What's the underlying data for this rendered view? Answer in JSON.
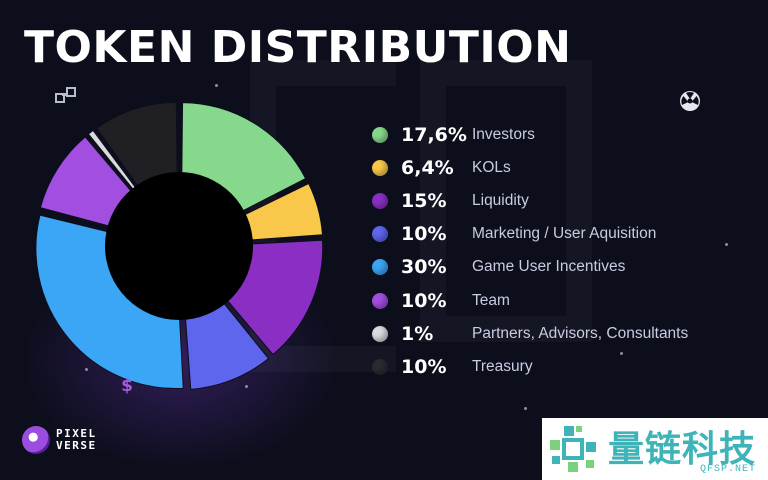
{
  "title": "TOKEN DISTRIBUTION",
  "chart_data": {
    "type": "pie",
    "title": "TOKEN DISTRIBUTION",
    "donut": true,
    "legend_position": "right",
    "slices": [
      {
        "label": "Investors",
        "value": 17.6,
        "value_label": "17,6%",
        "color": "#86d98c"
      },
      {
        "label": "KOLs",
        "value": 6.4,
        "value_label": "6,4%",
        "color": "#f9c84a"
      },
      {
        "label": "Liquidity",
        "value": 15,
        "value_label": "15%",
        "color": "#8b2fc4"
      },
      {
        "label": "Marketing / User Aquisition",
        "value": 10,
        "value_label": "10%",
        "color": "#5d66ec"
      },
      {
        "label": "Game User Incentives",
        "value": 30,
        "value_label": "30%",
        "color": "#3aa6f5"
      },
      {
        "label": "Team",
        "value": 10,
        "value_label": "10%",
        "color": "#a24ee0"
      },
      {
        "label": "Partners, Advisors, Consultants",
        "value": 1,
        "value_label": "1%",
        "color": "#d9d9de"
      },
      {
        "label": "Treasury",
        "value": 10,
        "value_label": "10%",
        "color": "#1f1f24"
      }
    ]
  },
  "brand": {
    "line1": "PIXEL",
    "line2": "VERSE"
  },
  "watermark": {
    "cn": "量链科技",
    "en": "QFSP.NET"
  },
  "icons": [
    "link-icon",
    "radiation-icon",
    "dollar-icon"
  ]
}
========
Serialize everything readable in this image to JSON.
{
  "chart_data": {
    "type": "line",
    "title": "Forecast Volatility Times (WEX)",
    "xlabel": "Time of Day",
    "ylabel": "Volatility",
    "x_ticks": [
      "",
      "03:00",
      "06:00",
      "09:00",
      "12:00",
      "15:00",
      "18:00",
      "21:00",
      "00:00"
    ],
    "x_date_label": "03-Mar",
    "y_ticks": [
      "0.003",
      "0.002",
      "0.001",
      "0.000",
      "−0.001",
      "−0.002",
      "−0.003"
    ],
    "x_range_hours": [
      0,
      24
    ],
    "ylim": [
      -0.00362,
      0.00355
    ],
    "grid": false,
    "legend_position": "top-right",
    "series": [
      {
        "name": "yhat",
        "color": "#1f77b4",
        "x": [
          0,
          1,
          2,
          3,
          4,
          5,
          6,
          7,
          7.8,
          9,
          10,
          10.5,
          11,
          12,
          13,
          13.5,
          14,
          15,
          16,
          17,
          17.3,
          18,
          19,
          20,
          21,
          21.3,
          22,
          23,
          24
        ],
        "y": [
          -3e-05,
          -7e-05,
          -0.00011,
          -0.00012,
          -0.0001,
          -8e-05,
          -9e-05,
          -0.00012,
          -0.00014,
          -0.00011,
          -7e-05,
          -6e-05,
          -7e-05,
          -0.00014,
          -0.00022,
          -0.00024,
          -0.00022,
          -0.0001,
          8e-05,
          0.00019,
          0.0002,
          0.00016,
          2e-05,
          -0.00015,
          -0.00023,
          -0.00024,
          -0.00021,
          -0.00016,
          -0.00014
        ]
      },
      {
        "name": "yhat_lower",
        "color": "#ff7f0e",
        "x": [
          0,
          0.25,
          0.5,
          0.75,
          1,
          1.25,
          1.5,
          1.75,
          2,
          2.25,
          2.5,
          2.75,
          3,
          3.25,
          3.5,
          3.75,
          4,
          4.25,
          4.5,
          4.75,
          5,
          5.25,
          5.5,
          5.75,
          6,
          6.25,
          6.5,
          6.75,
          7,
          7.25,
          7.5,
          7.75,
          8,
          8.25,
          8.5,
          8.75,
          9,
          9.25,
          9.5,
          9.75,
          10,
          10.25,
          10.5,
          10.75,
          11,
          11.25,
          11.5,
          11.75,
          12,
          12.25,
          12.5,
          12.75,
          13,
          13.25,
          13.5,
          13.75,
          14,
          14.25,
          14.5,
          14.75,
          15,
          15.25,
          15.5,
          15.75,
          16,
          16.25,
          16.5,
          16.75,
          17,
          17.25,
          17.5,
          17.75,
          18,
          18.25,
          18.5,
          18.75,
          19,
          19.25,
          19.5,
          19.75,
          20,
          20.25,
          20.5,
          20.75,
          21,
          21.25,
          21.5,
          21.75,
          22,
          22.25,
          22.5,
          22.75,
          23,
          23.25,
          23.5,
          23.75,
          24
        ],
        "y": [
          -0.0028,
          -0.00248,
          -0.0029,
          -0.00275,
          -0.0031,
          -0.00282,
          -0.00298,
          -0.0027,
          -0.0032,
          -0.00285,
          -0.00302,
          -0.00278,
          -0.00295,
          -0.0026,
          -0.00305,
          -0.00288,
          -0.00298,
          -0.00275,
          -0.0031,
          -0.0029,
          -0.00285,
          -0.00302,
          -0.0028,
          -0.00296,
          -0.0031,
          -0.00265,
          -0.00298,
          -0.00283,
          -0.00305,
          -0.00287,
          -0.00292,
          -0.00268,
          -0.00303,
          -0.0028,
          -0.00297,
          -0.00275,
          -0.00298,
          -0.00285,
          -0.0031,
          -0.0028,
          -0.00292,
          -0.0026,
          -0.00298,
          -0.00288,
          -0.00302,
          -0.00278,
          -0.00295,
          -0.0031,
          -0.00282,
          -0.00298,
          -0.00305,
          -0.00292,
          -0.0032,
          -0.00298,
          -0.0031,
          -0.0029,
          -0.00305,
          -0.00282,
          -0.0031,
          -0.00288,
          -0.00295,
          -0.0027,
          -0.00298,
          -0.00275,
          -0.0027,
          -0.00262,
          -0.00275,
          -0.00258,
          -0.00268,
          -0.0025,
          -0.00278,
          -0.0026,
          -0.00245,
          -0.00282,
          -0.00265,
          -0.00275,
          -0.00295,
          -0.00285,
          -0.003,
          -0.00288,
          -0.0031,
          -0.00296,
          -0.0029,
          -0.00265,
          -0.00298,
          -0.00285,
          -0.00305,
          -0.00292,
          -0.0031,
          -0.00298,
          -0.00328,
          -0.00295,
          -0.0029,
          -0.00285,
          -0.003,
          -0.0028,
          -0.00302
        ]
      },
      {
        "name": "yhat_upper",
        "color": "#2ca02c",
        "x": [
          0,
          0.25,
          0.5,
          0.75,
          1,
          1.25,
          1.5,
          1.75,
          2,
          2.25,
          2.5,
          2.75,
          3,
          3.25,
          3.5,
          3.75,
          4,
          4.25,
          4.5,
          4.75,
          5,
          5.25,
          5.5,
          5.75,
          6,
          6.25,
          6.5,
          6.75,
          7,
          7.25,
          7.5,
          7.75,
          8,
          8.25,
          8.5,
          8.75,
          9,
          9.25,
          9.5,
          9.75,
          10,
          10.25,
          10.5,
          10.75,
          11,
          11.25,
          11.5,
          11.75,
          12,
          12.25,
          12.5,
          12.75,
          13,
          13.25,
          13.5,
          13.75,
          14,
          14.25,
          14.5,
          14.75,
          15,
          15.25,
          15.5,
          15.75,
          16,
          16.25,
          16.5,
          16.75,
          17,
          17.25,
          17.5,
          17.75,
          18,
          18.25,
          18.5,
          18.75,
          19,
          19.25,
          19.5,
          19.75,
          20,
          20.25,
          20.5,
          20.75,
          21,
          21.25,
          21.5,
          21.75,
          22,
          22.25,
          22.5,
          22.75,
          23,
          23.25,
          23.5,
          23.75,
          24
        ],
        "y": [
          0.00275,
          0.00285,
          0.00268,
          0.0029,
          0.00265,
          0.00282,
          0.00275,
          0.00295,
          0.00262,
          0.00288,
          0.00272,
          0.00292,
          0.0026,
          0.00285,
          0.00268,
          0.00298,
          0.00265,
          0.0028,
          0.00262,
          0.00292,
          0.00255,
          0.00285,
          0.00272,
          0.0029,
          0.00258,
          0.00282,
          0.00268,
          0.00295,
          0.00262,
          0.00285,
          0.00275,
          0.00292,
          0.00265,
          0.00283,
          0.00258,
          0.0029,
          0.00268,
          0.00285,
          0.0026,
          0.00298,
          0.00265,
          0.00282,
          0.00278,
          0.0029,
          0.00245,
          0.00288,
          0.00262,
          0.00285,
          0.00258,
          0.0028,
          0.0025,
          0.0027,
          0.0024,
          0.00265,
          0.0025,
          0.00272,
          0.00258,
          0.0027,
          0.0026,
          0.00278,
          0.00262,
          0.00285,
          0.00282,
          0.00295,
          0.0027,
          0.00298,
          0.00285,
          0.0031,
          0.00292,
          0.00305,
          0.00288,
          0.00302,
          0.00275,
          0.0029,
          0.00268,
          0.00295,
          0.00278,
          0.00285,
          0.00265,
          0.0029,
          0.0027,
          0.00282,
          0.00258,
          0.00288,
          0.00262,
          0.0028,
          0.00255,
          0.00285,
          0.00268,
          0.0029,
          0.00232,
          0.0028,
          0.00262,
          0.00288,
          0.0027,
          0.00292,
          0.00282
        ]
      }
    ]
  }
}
========
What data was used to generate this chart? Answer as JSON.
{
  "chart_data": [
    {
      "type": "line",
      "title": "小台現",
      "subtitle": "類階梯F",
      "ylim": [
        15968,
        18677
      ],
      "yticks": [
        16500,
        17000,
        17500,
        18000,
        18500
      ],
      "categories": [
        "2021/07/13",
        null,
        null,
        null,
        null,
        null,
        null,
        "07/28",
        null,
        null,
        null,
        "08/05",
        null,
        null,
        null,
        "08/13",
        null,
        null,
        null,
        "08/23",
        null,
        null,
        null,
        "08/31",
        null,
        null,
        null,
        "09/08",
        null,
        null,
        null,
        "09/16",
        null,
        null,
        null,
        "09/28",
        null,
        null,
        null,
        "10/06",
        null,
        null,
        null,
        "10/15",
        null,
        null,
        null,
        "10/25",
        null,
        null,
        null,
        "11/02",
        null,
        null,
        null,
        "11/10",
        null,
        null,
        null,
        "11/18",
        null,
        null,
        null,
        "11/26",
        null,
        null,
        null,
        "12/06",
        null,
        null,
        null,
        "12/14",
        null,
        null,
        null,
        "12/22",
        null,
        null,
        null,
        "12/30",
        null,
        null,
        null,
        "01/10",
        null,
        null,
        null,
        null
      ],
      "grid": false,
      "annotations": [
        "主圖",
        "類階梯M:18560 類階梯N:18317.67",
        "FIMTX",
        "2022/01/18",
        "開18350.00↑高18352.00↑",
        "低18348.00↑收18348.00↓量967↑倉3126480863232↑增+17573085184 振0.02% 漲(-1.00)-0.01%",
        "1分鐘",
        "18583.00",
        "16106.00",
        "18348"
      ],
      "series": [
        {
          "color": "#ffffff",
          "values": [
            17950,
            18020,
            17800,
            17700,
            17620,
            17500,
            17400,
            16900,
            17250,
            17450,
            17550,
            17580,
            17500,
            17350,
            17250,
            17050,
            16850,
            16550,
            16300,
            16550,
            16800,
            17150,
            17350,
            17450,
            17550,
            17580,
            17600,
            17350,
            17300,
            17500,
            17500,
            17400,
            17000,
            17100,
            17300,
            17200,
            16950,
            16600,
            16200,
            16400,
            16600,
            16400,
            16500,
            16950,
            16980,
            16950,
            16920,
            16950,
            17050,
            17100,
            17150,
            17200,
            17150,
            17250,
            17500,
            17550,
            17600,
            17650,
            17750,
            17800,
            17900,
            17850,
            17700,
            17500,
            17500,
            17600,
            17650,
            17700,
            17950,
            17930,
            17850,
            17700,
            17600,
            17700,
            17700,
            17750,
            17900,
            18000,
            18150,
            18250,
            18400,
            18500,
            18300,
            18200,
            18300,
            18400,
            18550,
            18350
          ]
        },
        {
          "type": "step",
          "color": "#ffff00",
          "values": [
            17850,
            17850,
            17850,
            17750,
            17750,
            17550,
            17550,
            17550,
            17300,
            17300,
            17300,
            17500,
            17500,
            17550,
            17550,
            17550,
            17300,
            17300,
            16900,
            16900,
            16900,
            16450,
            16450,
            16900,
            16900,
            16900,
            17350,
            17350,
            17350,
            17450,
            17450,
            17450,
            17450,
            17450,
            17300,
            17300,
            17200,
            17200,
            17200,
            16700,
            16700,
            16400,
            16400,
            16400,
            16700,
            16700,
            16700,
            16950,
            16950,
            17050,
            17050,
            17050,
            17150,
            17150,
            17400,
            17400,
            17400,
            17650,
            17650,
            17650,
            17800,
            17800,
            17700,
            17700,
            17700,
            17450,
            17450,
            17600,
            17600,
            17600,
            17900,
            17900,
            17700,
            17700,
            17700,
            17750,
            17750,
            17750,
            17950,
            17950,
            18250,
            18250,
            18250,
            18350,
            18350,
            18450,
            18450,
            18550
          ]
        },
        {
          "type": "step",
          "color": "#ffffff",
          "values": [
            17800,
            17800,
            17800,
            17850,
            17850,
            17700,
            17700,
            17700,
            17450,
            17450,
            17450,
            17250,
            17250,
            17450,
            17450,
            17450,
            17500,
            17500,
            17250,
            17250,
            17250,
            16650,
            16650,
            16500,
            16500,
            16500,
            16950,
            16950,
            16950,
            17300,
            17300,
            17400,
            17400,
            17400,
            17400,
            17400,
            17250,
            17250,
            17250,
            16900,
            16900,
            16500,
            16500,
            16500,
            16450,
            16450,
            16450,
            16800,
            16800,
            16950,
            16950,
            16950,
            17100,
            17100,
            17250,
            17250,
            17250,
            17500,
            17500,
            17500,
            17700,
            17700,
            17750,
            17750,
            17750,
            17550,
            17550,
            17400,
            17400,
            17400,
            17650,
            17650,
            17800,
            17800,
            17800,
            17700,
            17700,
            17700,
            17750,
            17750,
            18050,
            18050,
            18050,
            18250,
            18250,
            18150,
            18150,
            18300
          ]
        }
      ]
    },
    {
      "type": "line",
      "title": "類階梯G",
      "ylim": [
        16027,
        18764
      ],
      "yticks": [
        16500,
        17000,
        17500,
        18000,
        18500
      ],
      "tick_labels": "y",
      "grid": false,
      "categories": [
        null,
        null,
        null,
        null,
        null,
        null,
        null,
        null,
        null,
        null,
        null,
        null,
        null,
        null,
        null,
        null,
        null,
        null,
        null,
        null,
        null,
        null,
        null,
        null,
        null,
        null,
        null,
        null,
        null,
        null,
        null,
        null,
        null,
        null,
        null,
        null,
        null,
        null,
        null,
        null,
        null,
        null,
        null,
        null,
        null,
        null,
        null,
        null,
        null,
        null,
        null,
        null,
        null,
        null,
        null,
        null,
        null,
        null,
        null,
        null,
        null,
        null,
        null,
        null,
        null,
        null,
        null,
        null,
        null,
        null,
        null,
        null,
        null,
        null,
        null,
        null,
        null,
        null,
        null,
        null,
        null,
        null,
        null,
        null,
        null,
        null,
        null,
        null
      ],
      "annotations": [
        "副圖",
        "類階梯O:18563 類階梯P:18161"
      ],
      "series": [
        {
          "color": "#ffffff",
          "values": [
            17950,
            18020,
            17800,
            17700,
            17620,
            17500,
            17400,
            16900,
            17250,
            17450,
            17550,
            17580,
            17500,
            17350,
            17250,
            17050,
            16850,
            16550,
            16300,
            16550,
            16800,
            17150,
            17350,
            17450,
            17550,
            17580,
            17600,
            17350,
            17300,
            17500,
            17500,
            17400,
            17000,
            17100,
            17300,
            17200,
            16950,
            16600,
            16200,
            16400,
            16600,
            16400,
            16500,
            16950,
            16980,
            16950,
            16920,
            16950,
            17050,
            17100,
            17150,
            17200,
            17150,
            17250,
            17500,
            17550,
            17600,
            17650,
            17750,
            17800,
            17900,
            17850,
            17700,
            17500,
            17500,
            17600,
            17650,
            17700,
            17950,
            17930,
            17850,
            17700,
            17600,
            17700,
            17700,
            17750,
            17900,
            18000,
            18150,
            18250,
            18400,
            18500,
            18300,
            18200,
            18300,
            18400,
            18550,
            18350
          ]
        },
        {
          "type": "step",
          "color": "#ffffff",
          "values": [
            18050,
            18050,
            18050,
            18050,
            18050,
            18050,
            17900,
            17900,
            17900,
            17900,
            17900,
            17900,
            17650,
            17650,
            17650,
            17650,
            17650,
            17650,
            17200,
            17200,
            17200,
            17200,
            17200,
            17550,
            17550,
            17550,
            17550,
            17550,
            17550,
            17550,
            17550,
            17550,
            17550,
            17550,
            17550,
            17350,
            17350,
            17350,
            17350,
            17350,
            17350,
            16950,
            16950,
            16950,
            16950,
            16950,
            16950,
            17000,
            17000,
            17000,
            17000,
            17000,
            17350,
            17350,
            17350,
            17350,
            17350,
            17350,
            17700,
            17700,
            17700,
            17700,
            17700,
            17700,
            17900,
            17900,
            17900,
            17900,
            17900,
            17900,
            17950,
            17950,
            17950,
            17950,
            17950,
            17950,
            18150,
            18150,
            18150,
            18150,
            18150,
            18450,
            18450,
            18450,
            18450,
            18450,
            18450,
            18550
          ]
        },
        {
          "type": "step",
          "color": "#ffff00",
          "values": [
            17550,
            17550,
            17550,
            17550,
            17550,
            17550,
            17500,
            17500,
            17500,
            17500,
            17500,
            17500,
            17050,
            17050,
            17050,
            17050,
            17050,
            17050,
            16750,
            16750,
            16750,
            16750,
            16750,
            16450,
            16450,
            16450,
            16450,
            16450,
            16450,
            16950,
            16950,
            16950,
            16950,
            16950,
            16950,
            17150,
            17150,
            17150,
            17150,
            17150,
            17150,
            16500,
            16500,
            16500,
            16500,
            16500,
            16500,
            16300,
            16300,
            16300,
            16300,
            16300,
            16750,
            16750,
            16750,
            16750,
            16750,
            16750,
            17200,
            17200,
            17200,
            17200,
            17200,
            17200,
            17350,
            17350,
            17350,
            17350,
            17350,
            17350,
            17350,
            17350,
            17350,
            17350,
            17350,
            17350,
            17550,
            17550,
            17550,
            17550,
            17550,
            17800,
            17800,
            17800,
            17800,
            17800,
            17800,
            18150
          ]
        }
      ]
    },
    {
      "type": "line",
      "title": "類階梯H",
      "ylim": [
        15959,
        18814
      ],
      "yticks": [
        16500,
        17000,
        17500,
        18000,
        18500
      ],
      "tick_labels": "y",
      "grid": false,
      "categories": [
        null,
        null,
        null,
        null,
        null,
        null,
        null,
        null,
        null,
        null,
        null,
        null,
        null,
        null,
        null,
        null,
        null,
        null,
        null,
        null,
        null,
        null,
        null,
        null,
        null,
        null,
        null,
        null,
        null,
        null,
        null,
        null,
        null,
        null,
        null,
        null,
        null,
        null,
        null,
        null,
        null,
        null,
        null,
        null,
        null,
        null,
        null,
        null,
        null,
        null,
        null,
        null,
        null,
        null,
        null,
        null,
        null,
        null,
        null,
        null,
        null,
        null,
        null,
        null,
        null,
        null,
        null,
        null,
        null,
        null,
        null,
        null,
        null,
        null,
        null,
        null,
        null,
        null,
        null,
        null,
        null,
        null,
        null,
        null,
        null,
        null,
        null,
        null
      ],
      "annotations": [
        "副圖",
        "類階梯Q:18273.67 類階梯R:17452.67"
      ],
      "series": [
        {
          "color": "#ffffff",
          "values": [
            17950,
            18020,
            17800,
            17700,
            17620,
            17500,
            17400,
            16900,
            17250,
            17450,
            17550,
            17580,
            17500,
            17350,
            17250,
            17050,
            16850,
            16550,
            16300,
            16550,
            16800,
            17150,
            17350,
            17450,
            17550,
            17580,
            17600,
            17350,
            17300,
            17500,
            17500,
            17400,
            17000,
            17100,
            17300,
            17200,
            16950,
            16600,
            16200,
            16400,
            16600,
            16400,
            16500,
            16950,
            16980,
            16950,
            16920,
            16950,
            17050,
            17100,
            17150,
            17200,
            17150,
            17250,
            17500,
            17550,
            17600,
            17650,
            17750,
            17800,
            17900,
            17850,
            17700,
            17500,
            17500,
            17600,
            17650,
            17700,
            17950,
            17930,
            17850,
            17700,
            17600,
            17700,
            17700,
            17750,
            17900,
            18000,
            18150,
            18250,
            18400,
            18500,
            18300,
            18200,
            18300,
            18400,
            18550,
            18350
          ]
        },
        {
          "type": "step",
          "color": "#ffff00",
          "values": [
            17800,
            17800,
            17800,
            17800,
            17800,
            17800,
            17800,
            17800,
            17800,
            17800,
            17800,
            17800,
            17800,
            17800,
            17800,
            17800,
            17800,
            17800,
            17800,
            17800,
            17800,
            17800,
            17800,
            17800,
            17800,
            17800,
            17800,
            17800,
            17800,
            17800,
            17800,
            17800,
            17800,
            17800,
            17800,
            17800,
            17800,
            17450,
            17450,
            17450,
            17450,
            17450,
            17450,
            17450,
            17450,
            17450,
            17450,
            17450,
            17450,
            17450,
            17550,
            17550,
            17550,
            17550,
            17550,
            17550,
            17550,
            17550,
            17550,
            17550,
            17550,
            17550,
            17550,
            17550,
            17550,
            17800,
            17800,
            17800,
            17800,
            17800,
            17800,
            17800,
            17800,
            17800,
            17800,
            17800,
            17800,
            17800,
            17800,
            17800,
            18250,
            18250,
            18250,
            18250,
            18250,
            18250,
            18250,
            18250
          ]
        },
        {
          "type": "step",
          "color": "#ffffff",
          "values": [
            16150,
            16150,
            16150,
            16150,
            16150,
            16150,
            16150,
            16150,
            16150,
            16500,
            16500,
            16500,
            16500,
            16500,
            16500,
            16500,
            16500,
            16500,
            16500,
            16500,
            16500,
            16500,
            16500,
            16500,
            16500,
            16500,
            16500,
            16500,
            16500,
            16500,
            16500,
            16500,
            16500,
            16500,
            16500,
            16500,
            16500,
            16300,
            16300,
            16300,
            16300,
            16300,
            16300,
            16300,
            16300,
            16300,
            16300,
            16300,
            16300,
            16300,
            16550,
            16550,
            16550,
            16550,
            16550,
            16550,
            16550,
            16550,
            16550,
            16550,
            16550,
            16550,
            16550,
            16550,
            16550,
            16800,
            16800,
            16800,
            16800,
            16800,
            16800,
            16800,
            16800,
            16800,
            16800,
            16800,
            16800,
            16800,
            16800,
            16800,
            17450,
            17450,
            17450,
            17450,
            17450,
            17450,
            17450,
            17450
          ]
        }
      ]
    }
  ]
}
========
## WRITTEN REQUEST:
Return, from the data, each line that has the word "User" in it.

## FULL OUTPUT:
        "label": "Marketing / User Aquisition",
        "label": "Game User Incentives",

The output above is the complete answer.